→ **Instructions for the task**
Note each line that includes the word "JSON". Copy those lines.

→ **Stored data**
......
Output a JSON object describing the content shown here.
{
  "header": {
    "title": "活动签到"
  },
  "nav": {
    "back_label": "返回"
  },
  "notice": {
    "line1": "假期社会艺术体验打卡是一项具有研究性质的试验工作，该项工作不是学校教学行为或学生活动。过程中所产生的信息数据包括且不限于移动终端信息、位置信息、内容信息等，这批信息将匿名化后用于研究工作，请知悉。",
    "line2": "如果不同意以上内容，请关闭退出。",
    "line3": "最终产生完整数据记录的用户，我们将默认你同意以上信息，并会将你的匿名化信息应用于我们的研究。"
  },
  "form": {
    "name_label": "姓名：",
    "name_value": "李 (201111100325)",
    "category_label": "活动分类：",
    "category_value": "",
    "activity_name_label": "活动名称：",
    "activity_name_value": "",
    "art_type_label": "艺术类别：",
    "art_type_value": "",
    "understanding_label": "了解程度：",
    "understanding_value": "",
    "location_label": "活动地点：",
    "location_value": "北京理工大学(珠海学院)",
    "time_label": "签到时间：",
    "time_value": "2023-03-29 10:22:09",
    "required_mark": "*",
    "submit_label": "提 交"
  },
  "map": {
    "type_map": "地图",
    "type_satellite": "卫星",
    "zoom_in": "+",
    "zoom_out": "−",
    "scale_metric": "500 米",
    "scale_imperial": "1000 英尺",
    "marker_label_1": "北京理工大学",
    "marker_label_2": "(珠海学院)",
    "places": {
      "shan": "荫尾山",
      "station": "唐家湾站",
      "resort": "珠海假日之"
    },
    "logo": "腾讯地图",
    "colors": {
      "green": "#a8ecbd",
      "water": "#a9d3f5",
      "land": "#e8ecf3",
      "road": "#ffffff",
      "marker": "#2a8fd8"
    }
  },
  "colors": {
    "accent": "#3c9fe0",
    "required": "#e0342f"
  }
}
......
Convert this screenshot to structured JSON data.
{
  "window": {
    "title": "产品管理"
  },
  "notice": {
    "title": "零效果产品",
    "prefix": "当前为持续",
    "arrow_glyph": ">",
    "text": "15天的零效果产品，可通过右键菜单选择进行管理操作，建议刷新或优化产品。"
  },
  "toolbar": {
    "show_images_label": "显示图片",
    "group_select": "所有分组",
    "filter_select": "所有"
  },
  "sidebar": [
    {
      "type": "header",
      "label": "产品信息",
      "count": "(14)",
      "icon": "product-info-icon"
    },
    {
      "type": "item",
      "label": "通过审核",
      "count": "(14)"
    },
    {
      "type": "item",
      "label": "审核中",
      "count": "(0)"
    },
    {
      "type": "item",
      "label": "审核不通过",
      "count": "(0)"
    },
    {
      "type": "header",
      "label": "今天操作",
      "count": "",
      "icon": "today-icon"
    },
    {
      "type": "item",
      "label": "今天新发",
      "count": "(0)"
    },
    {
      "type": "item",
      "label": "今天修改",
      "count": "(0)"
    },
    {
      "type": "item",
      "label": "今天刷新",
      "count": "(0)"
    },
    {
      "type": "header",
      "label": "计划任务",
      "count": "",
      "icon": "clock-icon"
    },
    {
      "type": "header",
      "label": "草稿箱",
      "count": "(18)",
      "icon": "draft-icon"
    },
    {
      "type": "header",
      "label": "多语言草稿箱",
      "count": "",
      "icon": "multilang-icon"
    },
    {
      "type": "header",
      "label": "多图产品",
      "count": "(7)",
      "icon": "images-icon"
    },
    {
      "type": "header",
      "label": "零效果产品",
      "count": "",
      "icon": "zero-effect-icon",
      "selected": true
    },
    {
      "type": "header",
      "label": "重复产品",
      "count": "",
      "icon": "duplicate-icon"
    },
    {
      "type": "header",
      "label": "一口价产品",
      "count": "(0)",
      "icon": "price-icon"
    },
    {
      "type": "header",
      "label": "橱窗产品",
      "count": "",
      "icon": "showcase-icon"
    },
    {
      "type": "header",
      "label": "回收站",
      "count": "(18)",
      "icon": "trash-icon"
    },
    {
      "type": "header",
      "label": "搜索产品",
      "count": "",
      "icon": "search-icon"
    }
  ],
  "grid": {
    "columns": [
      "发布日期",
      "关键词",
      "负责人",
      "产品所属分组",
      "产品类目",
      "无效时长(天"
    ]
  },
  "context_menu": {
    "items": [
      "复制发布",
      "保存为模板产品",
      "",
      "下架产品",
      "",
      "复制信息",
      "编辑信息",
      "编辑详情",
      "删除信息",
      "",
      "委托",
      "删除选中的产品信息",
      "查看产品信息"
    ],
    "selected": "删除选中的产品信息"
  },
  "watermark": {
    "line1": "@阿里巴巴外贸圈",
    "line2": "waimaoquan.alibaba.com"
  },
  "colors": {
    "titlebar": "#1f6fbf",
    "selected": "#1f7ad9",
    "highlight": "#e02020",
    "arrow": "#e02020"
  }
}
......
→ **Completed exercise**
Output a JSON object describing the content shown here.
Convert this screenshot to structured JSON data.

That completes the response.